## WORK INSTRUCTIONS
Return all lines with the word "this" in them.

··· TASK MATERIAL ···

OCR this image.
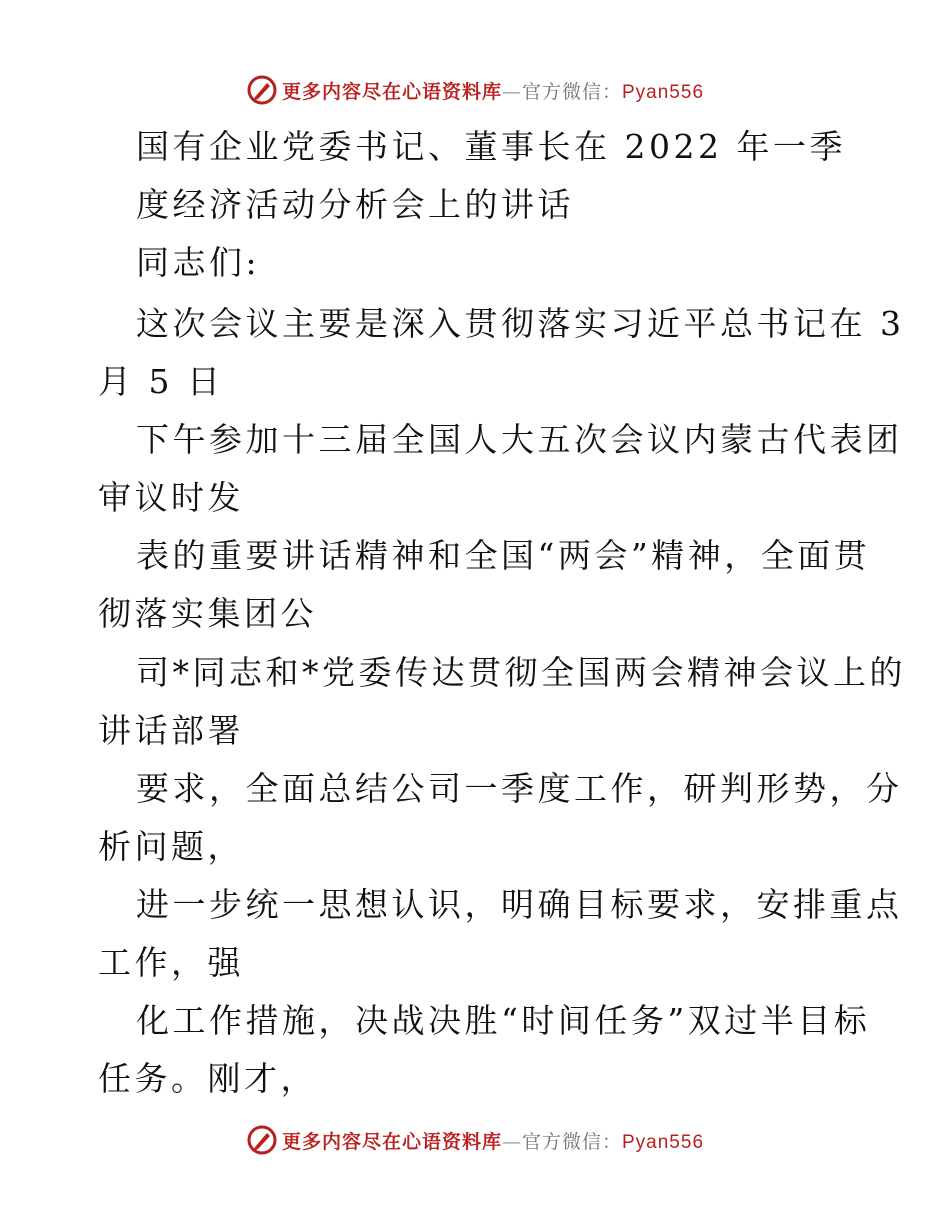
更多内容尽在心语资料库—官方微信：Pyan556
国有企业党委书记、董事长在 2022 年一季
度经济活动分析会上的讲话
同志们:
这次会议主要是深入贯彻落实习近平总书记在 3
月 5 日
下午参加十三届全国人大五次会议内蒙古代表团
审议时发
表的重要讲话精神和全国“两会”精神，全面贯
彻落实集团公
司*同志和*党委传达贯彻全国两会精神会议上的
讲话部署
要求，全面总结公司一季度工作，研判形势，分
析问题，
进一步统一思想认识，明确目标要求，安排重点
工作，强
化工作措施，决战决胜“时间任务”双过半目标
任务。刚才，
更多内容尽在心语资料库—官方微信：Pyan556
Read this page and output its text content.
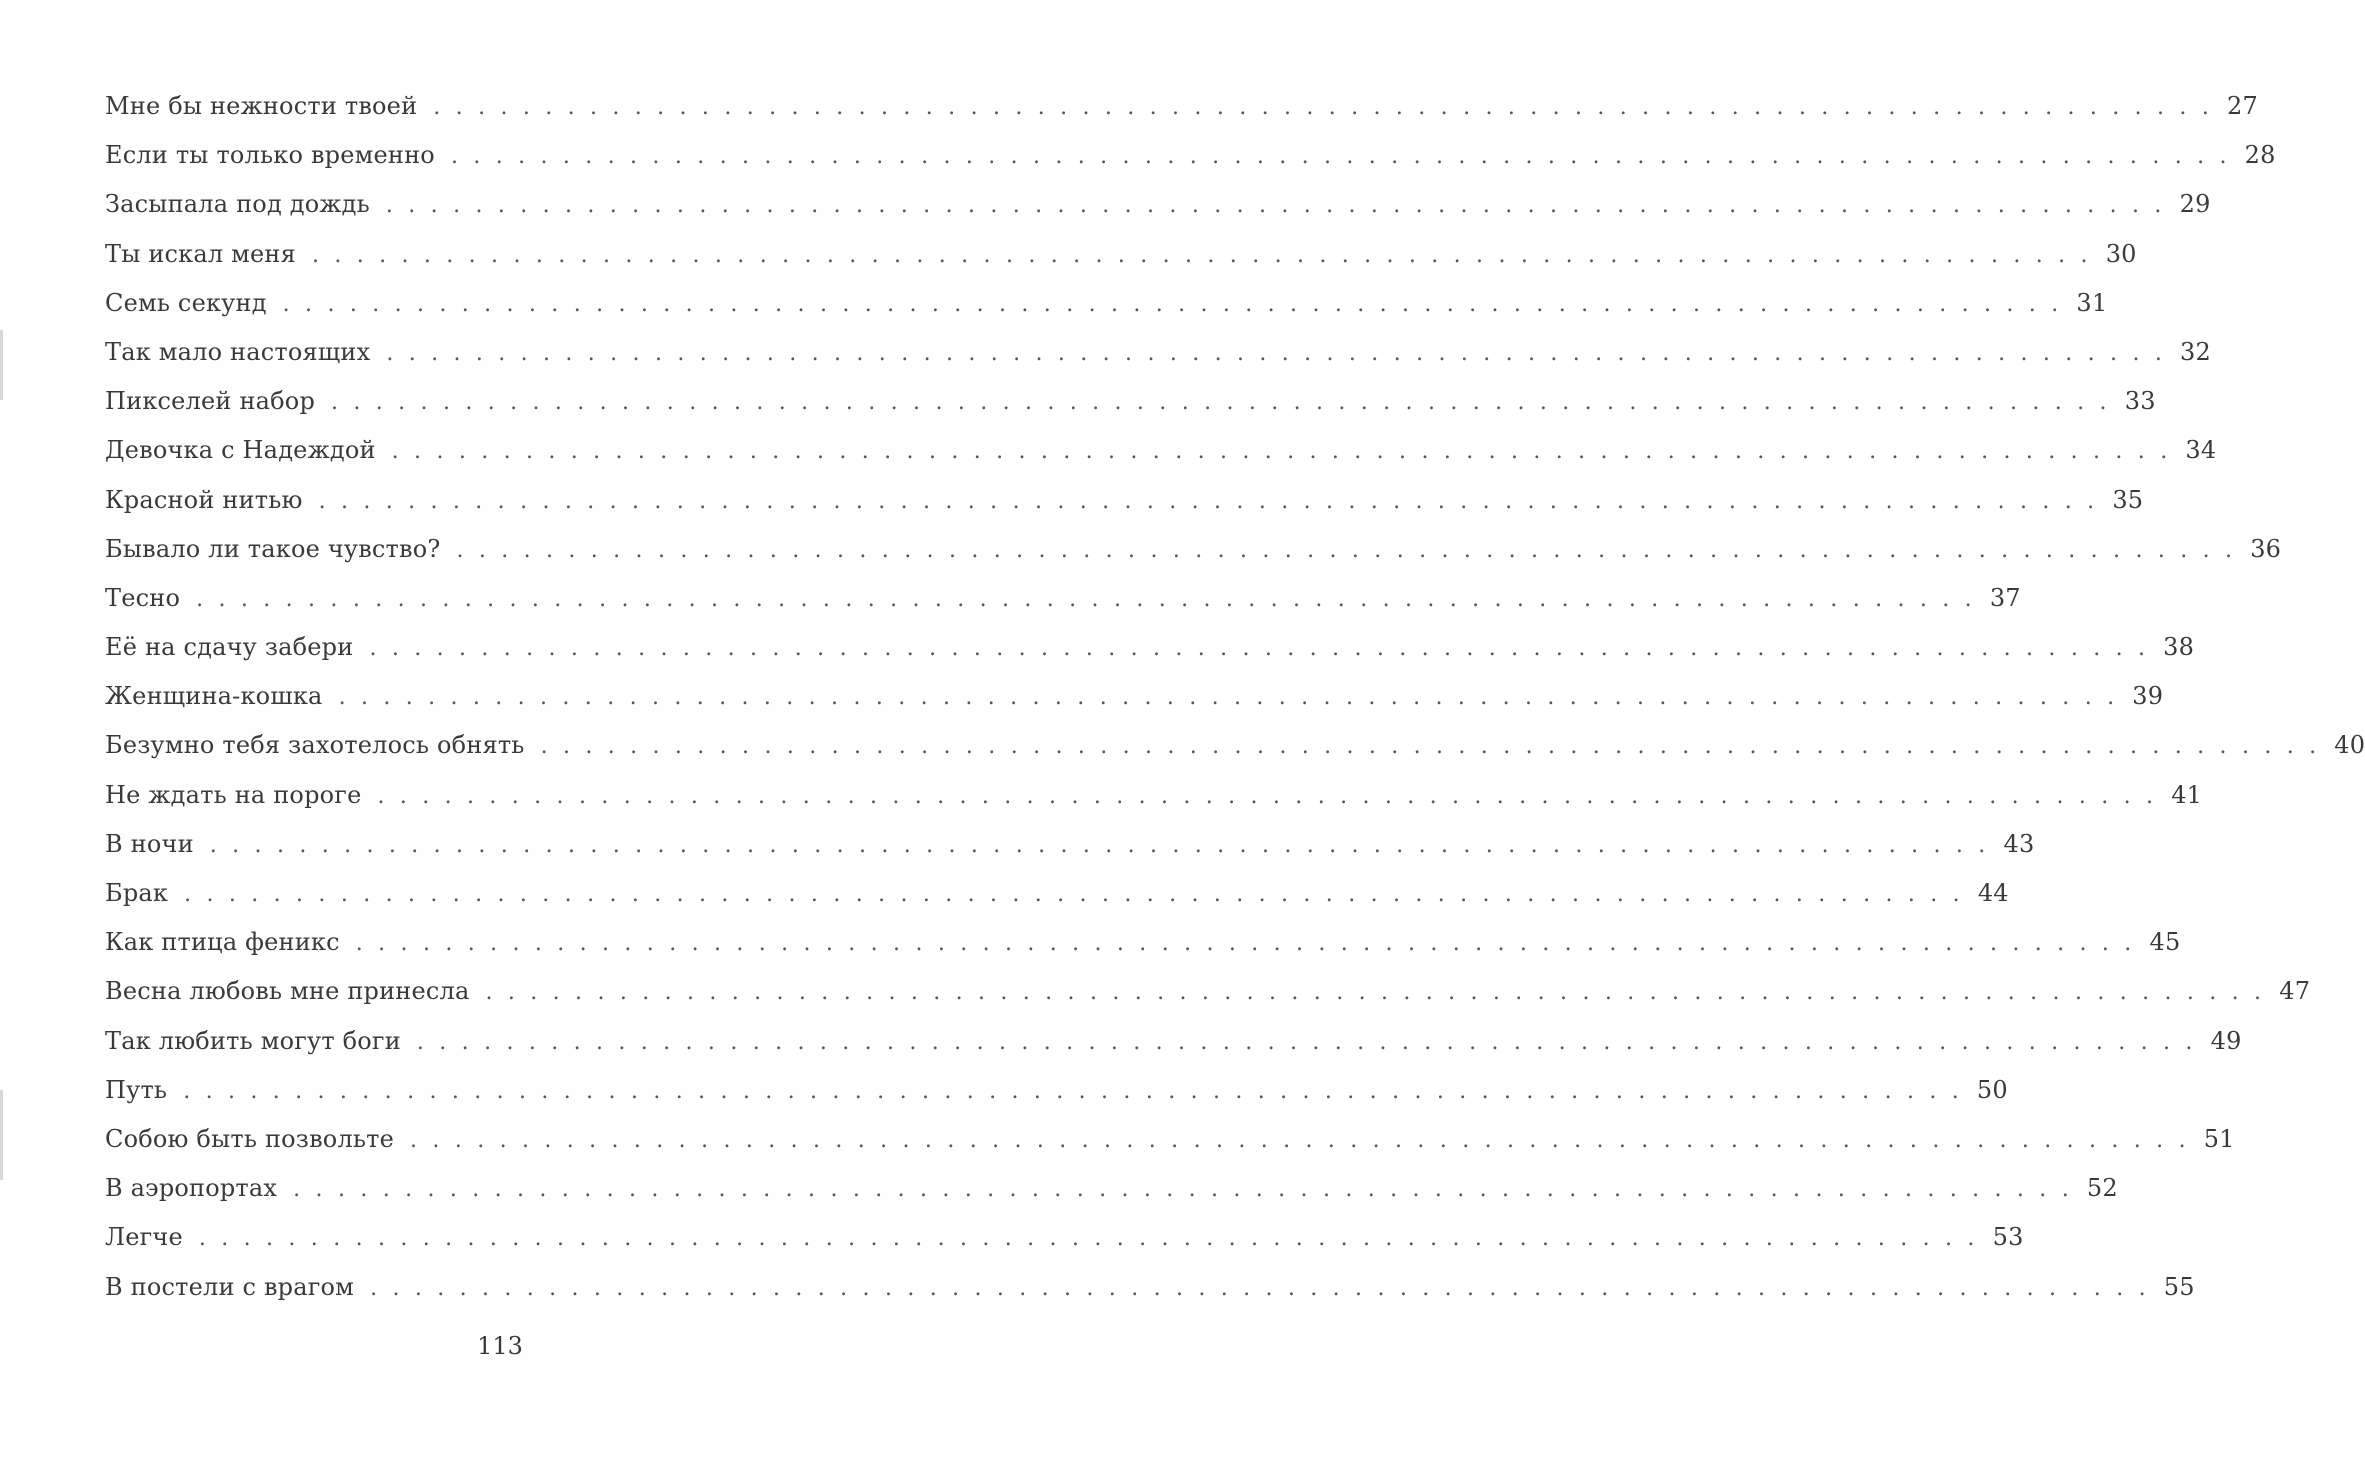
Мне бы нежности твоей . . . . . . . . . . . . . . . . . . . . . . . . . . . . . . . . . . . . . . . . . . . . . . . . . . . . . . . . . . . . . . . . . . . . . . . . . . . . . . . . 27
Если ты только временно . . . . . . . . . . . . . . . . . . . . . . . . . . . . . . . . . . . . . . . . . . . . . . . . . . . . . . . . . . . . . . . . . . . . . . . . . . . . . . . . 28
Засыпала под дождь . . . . . . . . . . . . . . . . . . . . . . . . . . . . . . . . . . . . . . . . . . . . . . . . . . . . . . . . . . . . . . . . . . . . . . . . . . . . . . . . 29
Ты искал меня . . . . . . . . . . . . . . . . . . . . . . . . . . . . . . . . . . . . . . . . . . . . . . . . . . . . . . . . . . . . . . . . . . . . . . . . . . . . . . . . 30
Семь секунд . . . . . . . . . . . . . . . . . . . . . . . . . . . . . . . . . . . . . . . . . . . . . . . . . . . . . . . . . . . . . . . . . . . . . . . . . . . . . . . . 31
Так мало настоящих . . . . . . . . . . . . . . . . . . . . . . . . . . . . . . . . . . . . . . . . . . . . . . . . . . . . . . . . . . . . . . . . . . . . . . . . . . . . . . . . 32
Пикселей набор . . . . . . . . . . . . . . . . . . . . . . . . . . . . . . . . . . . . . . . . . . . . . . . . . . . . . . . . . . . . . . . . . . . . . . . . . . . . . . . . 33
Девочка с Надеждой . . . . . . . . . . . . . . . . . . . . . . . . . . . . . . . . . . . . . . . . . . . . . . . . . . . . . . . . . . . . . . . . . . . . . . . . . . . . . . . . 34
Красной нитью . . . . . . . . . . . . . . . . . . . . . . . . . . . . . . . . . . . . . . . . . . . . . . . . . . . . . . . . . . . . . . . . . . . . . . . . . . . . . . . . 35
Бывало ли такое чувство? . . . . . . . . . . . . . . . . . . . . . . . . . . . . . . . . . . . . . . . . . . . . . . . . . . . . . . . . . . . . . . . . . . . . . . . . . . . . . . . . 36
Тесно . . . . . . . . . . . . . . . . . . . . . . . . . . . . . . . . . . . . . . . . . . . . . . . . . . . . . . . . . . . . . . . . . . . . . . . . . . . . . . . . 37
Её на сдачу забери . . . . . . . . . . . . . . . . . . . . . . . . . . . . . . . . . . . . . . . . . . . . . . . . . . . . . . . . . . . . . . . . . . . . . . . . . . . . . . . . 38
Женщина-кошка . . . . . . . . . . . . . . . . . . . . . . . . . . . . . . . . . . . . . . . . . . . . . . . . . . . . . . . . . . . . . . . . . . . . . . . . . . . . . . . . 39
Безумно тебя захотелось обнять . . . . . . . . . . . . . . . . . . . . . . . . . . . . . . . . . . . . . . . . . . . . . . . . . . . . . . . . . . . . . . . . . . . . . . . . . . . . . . . . 40
Не ждать на пороге . . . . . . . . . . . . . . . . . . . . . . . . . . . . . . . . . . . . . . . . . . . . . . . . . . . . . . . . . . . . . . . . . . . . . . . . . . . . . . . . 41
В ночи . . . . . . . . . . . . . . . . . . . . . . . . . . . . . . . . . . . . . . . . . . . . . . . . . . . . . . . . . . . . . . . . . . . . . . . . . . . . . . . . 43
Брак . . . . . . . . . . . . . . . . . . . . . . . . . . . . . . . . . . . . . . . . . . . . . . . . . . . . . . . . . . . . . . . . . . . . . . . . . . . . . . . . 44
Как птица феникс . . . . . . . . . . . . . . . . . . . . . . . . . . . . . . . . . . . . . . . . . . . . . . . . . . . . . . . . . . . . . . . . . . . . . . . . . . . . . . . . 45
Весна любовь мне принесла . . . . . . . . . . . . . . . . . . . . . . . . . . . . . . . . . . . . . . . . . . . . . . . . . . . . . . . . . . . . . . . . . . . . . . . . . . . . . . . . 47
Так любить могут боги . . . . . . . . . . . . . . . . . . . . . . . . . . . . . . . . . . . . . . . . . . . . . . . . . . . . . . . . . . . . . . . . . . . . . . . . . . . . . . . . 49
Путь . . . . . . . . . . . . . . . . . . . . . . . . . . . . . . . . . . . . . . . . . . . . . . . . . . . . . . . . . . . . . . . . . . . . . . . . . . . . . . . . 50
Собою быть позвольте . . . . . . . . . . . . . . . . . . . . . . . . . . . . . . . . . . . . . . . . . . . . . . . . . . . . . . . . . . . . . . . . . . . . . . . . . . . . . . . . 51
В аэропортах . . . . . . . . . . . . . . . . . . . . . . . . . . . . . . . . . . . . . . . . . . . . . . . . . . . . . . . . . . . . . . . . . . . . . . . . . . . . . . . . 52
Легче . . . . . . . . . . . . . . . . . . . . . . . . . . . . . . . . . . . . . . . . . . . . . . . . . . . . . . . . . . . . . . . . . . . . . . . . . . . . . . . . 53
В постели с врагом . . . . . . . . . . . . . . . . . . . . . . . . . . . . . . . . . . . . . . . . . . . . . . . . . . . . . . . . . . . . . . . . . . . . . . . . . . . . . . . . 55
113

···

## EXERCISE RESPONSE
OCR this image.
Read this page and output its text content.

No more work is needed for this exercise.